* _Material for the task_:
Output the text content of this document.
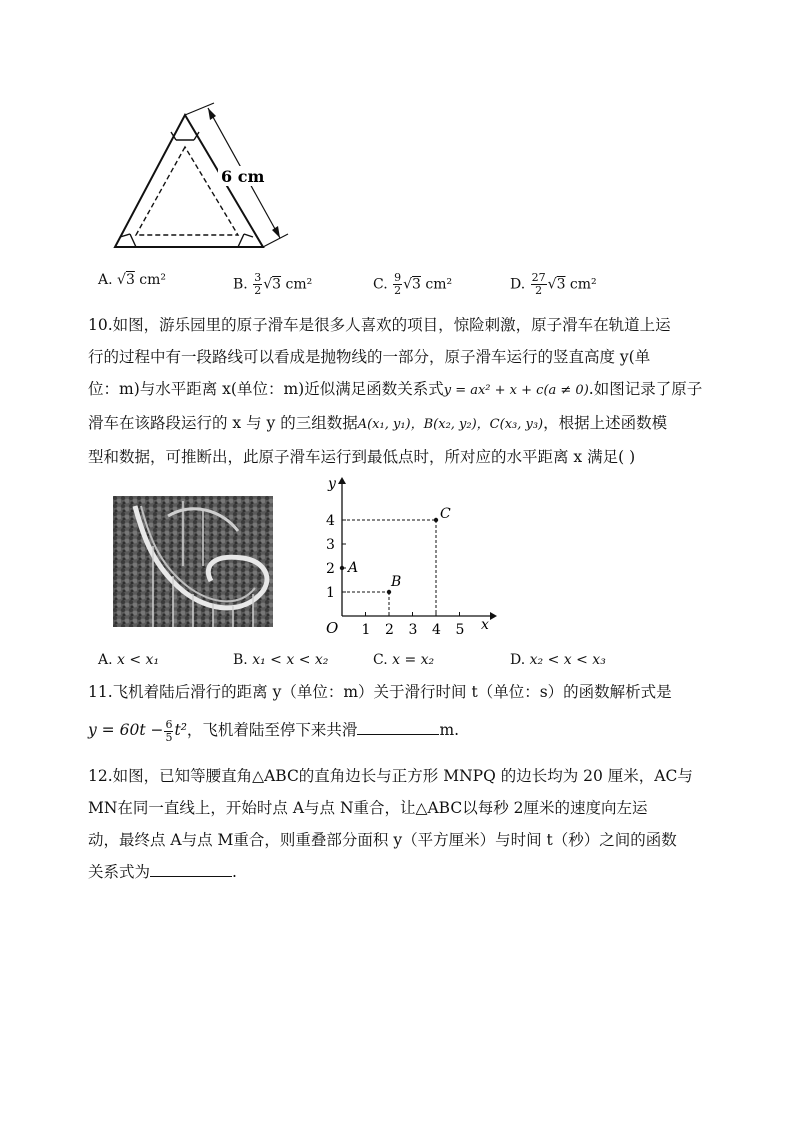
6 cm
A. √3 cm²	B. $\frac{3}{2} √3$ cm²	C. $\frac{9}{2} √3$ cm²	D. $\frac{27}{2} √3$ cm²

10.如图，游乐园里的原子滑车是很多人喜欢的项目，惊险刺激，原子滑车在轨道上运

行的过程中有一段路线可以看成是抛物线的一部分，原子滑车运行的竖直高度 y(单

位：m)与水平距离 x(单位：m)近似满足函数关系式y = ax² + x + c(a ≠ 0).如图记录了原子

滑车在该路段运行的 x 与 y 的三组数据A(x₁, y₁)，B(x₂, y₂)，C(x₃, y₃)，根据上述函数模

型和数据，可推断出，此原子滑车运行到最低点时，所对应的水平距离 x 满足( )

x
y
O 1 2 3 4 5
1
2
3
4
A
B
C
A. x < x₁	B. x₁ < x < x₂	C. x = x₂	D. x₂ < x < x₃

11.飞机着陆后滑行的距离 y（单位：m）关于滑行时间 t（单位：s）的函数解析式是

$y = 60t - \frac{6}{5} t^2$，飞机着陆至停下来共滑	m.

12.如图，已知等腰直角△ABC的直角边长与正方形 MNPQ 的边长均为 20 厘米，AC与

MN在同一直线上，开始时点 A与点 N重合，让△ABC以每秒 2厘米的速度向左运

动，最终点 A与点 M重合，则重叠部分面积 y（平方厘米）与时间 t（秒）之间的函数

关系式为	.
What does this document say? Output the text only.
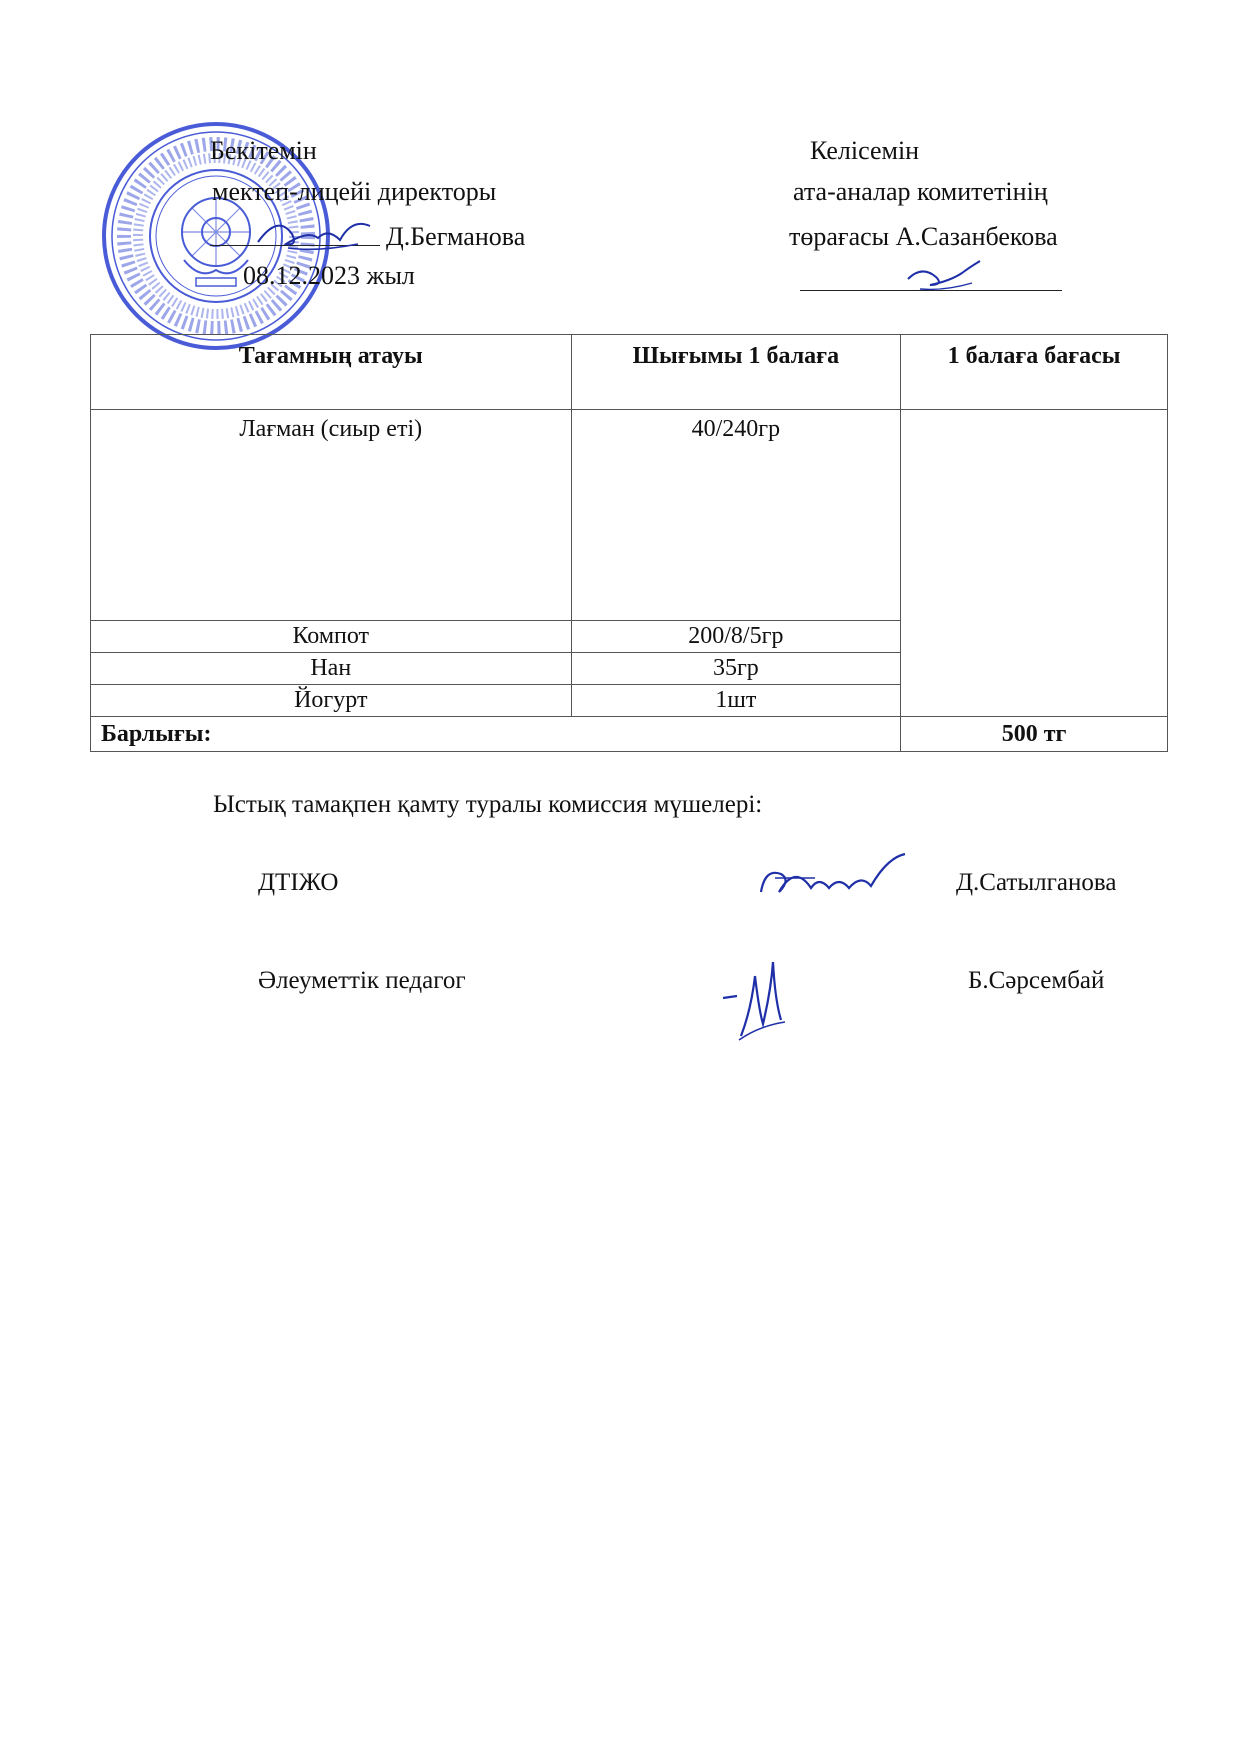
Бекітемін
мектеп-лицейі директоры
Д.Бегманова
08.12.2023 жыл
Келісемін
ата-аналар комитетінің
төрағасы А.Сазанбекова
Тағамның атауы	Шығымы 1 балаға	1 балаға бағасы
Лағман (сиыр еті)	40/240гр	
Компот	200/8/5гр	
Нан	35гр	
Йогурт	1шт	
Барлығы:		500 тг
Ыстық тамақпен қамту туралы комиссия мүшелері:
ДТІЖО	Д.Сатылганова
Әлеуметтік педагог	Б.Сәрсембай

* _Description of the task_: Some lines of the records may hold the word "frac". How many do? Answer with a number and nothing else.

* _Solution to this task_: 2